* RECORDS SUPPLIED *
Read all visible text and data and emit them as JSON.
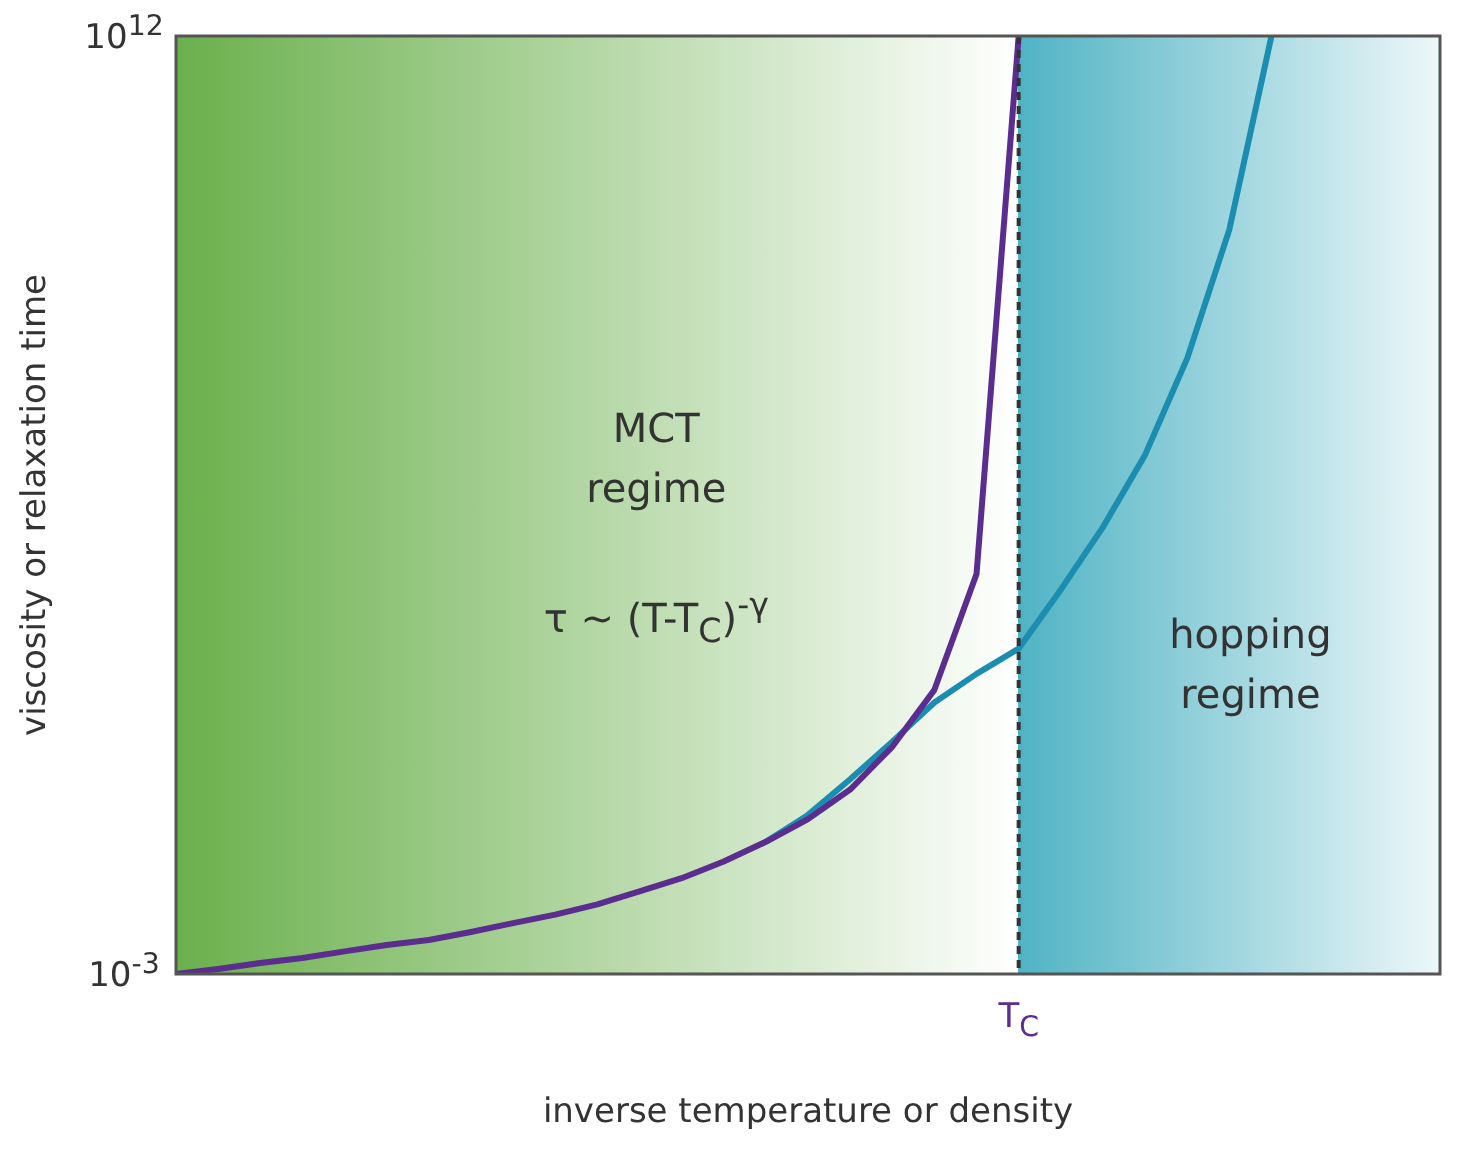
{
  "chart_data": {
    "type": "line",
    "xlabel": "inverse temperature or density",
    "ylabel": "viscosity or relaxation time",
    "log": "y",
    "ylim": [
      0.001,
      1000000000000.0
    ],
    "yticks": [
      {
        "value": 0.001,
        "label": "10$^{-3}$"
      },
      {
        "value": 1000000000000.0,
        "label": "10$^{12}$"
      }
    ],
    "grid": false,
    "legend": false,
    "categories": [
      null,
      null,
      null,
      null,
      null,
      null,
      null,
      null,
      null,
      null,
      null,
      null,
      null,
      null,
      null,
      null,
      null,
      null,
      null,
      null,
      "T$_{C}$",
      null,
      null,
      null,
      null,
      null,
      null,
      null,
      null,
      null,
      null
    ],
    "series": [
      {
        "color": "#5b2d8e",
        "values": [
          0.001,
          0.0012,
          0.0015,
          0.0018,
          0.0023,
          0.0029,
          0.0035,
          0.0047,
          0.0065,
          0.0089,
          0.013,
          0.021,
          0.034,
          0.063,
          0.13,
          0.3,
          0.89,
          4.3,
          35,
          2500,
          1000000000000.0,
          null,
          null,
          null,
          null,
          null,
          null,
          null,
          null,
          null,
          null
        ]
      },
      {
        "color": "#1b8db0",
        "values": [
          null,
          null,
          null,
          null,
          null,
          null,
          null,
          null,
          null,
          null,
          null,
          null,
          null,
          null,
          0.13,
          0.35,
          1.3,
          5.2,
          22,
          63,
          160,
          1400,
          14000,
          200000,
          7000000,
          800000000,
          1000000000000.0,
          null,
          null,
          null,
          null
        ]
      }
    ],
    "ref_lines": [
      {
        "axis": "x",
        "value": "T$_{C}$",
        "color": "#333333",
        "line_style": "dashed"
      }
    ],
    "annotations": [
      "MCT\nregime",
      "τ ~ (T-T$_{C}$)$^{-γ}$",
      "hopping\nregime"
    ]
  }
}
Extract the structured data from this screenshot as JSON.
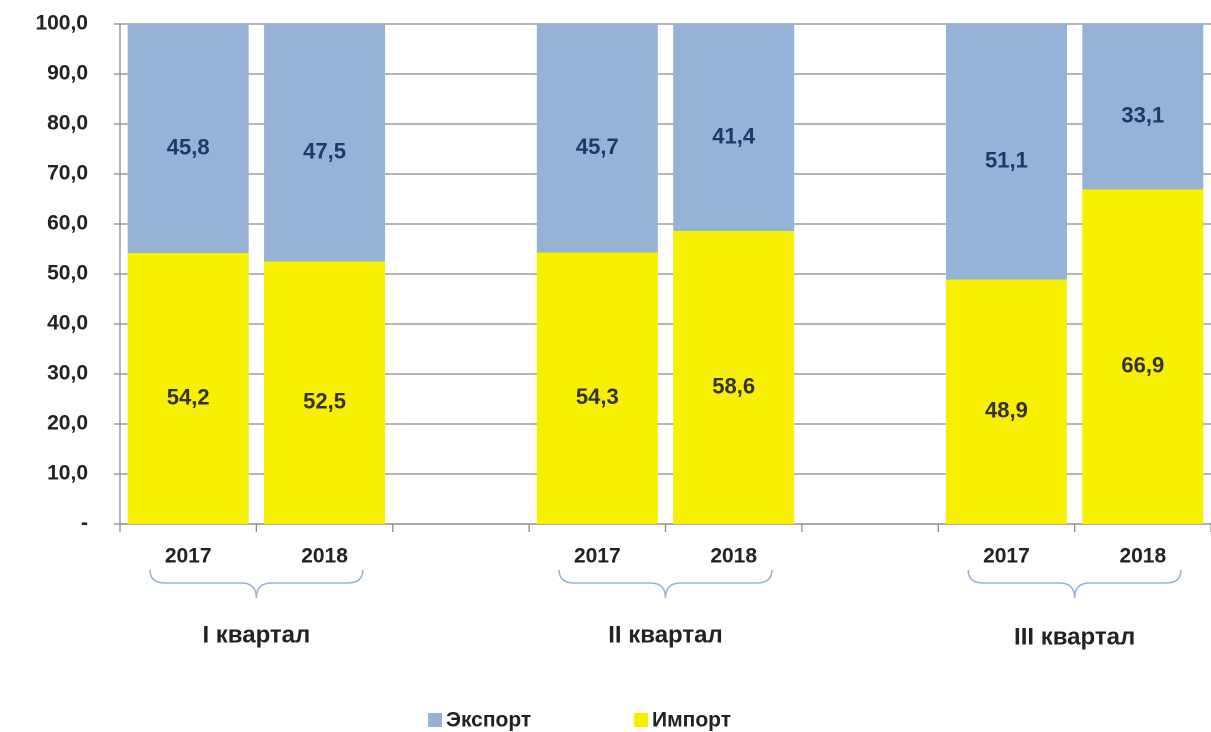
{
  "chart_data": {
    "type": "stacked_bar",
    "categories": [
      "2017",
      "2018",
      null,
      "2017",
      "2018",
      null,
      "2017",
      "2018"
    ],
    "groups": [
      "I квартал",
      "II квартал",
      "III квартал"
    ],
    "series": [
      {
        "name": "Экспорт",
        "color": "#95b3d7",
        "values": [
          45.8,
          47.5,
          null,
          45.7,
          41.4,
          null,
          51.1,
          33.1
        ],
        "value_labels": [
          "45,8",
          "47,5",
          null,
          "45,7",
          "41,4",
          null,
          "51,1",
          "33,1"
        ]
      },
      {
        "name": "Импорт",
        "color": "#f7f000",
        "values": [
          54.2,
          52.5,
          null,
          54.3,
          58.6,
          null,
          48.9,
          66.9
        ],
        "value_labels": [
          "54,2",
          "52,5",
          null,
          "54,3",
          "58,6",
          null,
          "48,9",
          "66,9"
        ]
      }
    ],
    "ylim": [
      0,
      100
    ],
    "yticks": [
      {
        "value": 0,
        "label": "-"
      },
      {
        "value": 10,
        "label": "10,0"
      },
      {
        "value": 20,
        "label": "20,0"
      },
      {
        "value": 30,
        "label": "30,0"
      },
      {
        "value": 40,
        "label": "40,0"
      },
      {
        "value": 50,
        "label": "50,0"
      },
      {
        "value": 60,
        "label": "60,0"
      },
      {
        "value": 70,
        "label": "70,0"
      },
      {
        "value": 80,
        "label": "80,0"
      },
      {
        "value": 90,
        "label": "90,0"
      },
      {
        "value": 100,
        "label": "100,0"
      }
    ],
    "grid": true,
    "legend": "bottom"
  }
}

* WHAT IS ASKED *
Locate the line containing "Extract the structured" in the records above, then output it and every line after it through the last, excluding pictures.

* RESULT *
Extract the structured data from this screenshot as JSON.
{
  "chart_data": {
    "type": "stacked_bar",
    "categories": [
      "2017",
      "2018",
      null,
      "2017",
      "2018",
      null,
      "2017",
      "2018"
    ],
    "groups": [
      "I квартал",
      "II квартал",
      "III квартал"
    ],
    "series": [
      {
        "name": "Экспорт",
        "color": "#95b3d7",
        "values": [
          45.8,
          47.5,
          null,
          45.7,
          41.4,
          null,
          51.1,
          33.1
        ],
        "value_labels": [
          "45,8",
          "47,5",
          null,
          "45,7",
          "41,4",
          null,
          "51,1",
          "33,1"
        ]
      },
      {
        "name": "Импорт",
        "color": "#f7f000",
        "values": [
          54.2,
          52.5,
          null,
          54.3,
          58.6,
          null,
          48.9,
          66.9
        ],
        "value_labels": [
          "54,2",
          "52,5",
          null,
          "54,3",
          "58,6",
          null,
          "48,9",
          "66,9"
        ]
      }
    ],
    "ylim": [
      0,
      100
    ],
    "yticks": [
      {
        "value": 0,
        "label": "-"
      },
      {
        "value": 10,
        "label": "10,0"
      },
      {
        "value": 20,
        "label": "20,0"
      },
      {
        "value": 30,
        "label": "30,0"
      },
      {
        "value": 40,
        "label": "40,0"
      },
      {
        "value": 50,
        "label": "50,0"
      },
      {
        "value": 60,
        "label": "60,0"
      },
      {
        "value": 70,
        "label": "70,0"
      },
      {
        "value": 80,
        "label": "80,0"
      },
      {
        "value": 90,
        "label": "90,0"
      },
      {
        "value": 100,
        "label": "100,0"
      }
    ],
    "grid": true,
    "legend": "bottom"
  }
}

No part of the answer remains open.